WRITTEN EXERCISE
Write out the listing beneath this instruction in its entirety, exactly as it reads.

[BEGIN PROVIDED INFORMATION]

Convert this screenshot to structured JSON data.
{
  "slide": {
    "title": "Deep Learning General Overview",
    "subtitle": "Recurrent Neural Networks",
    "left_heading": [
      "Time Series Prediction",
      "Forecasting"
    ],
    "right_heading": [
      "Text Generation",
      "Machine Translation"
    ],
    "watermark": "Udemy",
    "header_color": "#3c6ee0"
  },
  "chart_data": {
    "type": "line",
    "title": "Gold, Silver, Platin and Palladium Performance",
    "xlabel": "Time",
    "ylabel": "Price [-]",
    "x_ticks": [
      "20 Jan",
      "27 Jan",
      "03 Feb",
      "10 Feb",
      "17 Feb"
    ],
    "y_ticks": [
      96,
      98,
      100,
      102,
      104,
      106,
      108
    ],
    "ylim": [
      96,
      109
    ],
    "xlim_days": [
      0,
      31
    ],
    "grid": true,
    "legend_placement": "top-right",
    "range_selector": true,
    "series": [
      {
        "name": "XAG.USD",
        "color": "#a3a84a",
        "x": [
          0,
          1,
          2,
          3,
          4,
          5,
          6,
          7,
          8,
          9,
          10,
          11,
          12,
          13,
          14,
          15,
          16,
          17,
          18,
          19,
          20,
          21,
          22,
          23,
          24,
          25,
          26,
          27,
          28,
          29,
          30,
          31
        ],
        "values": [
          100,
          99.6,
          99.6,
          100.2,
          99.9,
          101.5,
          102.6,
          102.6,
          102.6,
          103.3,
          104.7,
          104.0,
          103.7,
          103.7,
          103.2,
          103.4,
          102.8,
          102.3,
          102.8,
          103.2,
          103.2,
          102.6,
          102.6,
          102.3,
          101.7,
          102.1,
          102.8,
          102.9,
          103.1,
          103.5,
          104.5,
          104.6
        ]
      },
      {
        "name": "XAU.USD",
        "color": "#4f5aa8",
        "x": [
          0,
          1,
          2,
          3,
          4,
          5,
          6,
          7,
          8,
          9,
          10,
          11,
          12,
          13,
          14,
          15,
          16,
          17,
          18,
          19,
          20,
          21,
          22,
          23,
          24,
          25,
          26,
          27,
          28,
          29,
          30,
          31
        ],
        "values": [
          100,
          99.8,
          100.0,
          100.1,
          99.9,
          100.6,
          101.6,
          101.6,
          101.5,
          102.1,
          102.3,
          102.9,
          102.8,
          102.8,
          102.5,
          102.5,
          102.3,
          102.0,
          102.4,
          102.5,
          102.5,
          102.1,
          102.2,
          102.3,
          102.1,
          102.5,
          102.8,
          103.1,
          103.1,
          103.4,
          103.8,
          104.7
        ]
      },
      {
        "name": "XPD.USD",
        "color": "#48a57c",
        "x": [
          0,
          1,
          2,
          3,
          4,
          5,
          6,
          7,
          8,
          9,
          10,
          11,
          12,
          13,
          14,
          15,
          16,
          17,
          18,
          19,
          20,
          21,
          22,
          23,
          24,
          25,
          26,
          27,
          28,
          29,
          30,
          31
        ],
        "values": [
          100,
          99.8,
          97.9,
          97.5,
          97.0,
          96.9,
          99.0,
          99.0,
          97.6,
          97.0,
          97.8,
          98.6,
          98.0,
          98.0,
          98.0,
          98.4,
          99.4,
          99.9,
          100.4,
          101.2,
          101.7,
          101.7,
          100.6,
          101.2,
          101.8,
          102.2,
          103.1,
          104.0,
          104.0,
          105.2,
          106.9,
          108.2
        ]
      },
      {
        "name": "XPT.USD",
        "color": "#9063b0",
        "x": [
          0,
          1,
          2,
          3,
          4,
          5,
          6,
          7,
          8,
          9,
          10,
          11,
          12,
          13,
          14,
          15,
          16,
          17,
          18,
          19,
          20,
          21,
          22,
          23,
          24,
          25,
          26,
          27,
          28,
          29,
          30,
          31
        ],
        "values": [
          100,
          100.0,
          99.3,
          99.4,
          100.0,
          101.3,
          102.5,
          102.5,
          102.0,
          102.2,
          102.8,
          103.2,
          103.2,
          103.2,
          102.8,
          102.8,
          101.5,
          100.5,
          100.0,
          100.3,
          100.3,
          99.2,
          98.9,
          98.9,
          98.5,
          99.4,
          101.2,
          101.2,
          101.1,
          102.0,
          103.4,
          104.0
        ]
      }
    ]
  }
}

[END PROVIDED INFORMATION]

EXERCISE RESPONSE
Convert this screenshot to structured JSON data.
{
  "slide": {
    "title": "Deep Learning General Overview",
    "subtitle": "Recurrent Neural Networks",
    "left_heading": [
      "Time Series Prediction",
      "Forecasting"
    ],
    "right_heading": [
      "Text Generation",
      "Machine Translation"
    ],
    "watermark": "Udemy",
    "header_color": "#3c6ee0"
  },
  "chart_data": {
    "type": "line",
    "title": "Gold, Silver, Platin and Palladium Performance",
    "xlabel": "Time",
    "ylabel": "Price [-]",
    "x_ticks": [
      "20 Jan",
      "27 Jan",
      "03 Feb",
      "10 Feb",
      "17 Feb"
    ],
    "y_ticks": [
      96,
      98,
      100,
      102,
      104,
      106,
      108
    ],
    "ylim": [
      96,
      109
    ],
    "xlim_days": [
      0,
      31
    ],
    "grid": true,
    "legend_placement": "top-right",
    "range_selector": true,
    "series": [
      {
        "name": "XAG.USD",
        "color": "#a3a84a",
        "x": [
          0,
          1,
          2,
          3,
          4,
          5,
          6,
          7,
          8,
          9,
          10,
          11,
          12,
          13,
          14,
          15,
          16,
          17,
          18,
          19,
          20,
          21,
          22,
          23,
          24,
          25,
          26,
          27,
          28,
          29,
          30,
          31
        ],
        "values": [
          100,
          99.6,
          99.6,
          100.2,
          99.9,
          101.5,
          102.6,
          102.6,
          102.6,
          103.3,
          104.7,
          104.0,
          103.7,
          103.7,
          103.2,
          103.4,
          102.8,
          102.3,
          102.8,
          103.2,
          103.2,
          102.6,
          102.6,
          102.3,
          101.7,
          102.1,
          102.8,
          102.9,
          103.1,
          103.5,
          104.5,
          104.6
        ]
      },
      {
        "name": "XAU.USD",
        "color": "#4f5aa8",
        "x": [
          0,
          1,
          2,
          3,
          4,
          5,
          6,
          7,
          8,
          9,
          10,
          11,
          12,
          13,
          14,
          15,
          16,
          17,
          18,
          19,
          20,
          21,
          22,
          23,
          24,
          25,
          26,
          27,
          28,
          29,
          30,
          31
        ],
        "values": [
          100,
          99.8,
          100.0,
          100.1,
          99.9,
          100.6,
          101.6,
          101.6,
          101.5,
          102.1,
          102.3,
          102.9,
          102.8,
          102.8,
          102.5,
          102.5,
          102.3,
          102.0,
          102.4,
          102.5,
          102.5,
          102.1,
          102.2,
          102.3,
          102.1,
          102.5,
          102.8,
          103.1,
          103.1,
          103.4,
          103.8,
          104.7
        ]
      },
      {
        "name": "XPD.USD",
        "color": "#48a57c",
        "x": [
          0,
          1,
          2,
          3,
          4,
          5,
          6,
          7,
          8,
          9,
          10,
          11,
          12,
          13,
          14,
          15,
          16,
          17,
          18,
          19,
          20,
          21,
          22,
          23,
          24,
          25,
          26,
          27,
          28,
          29,
          30,
          31
        ],
        "values": [
          100,
          99.8,
          97.9,
          97.5,
          97.0,
          96.9,
          99.0,
          99.0,
          97.6,
          97.0,
          97.8,
          98.6,
          98.0,
          98.0,
          98.0,
          98.4,
          99.4,
          99.9,
          100.4,
          101.2,
          101.7,
          101.7,
          100.6,
          101.2,
          101.8,
          102.2,
          103.1,
          104.0,
          104.0,
          105.2,
          106.9,
          108.2
        ]
      },
      {
        "name": "XPT.USD",
        "color": "#9063b0",
        "x": [
          0,
          1,
          2,
          3,
          4,
          5,
          6,
          7,
          8,
          9,
          10,
          11,
          12,
          13,
          14,
          15,
          16,
          17,
          18,
          19,
          20,
          21,
          22,
          23,
          24,
          25,
          26,
          27,
          28,
          29,
          30,
          31
        ],
        "values": [
          100,
          100.0,
          99.3,
          99.4,
          100.0,
          101.3,
          102.5,
          102.5,
          102.0,
          102.2,
          102.8,
          103.2,
          103.2,
          103.2,
          102.8,
          102.8,
          101.5,
          100.5,
          100.0,
          100.3,
          100.3,
          99.2,
          98.9,
          98.9,
          98.5,
          99.4,
          101.2,
          101.2,
          101.1,
          102.0,
          103.4,
          104.0
        ]
      }
    ]
  }
}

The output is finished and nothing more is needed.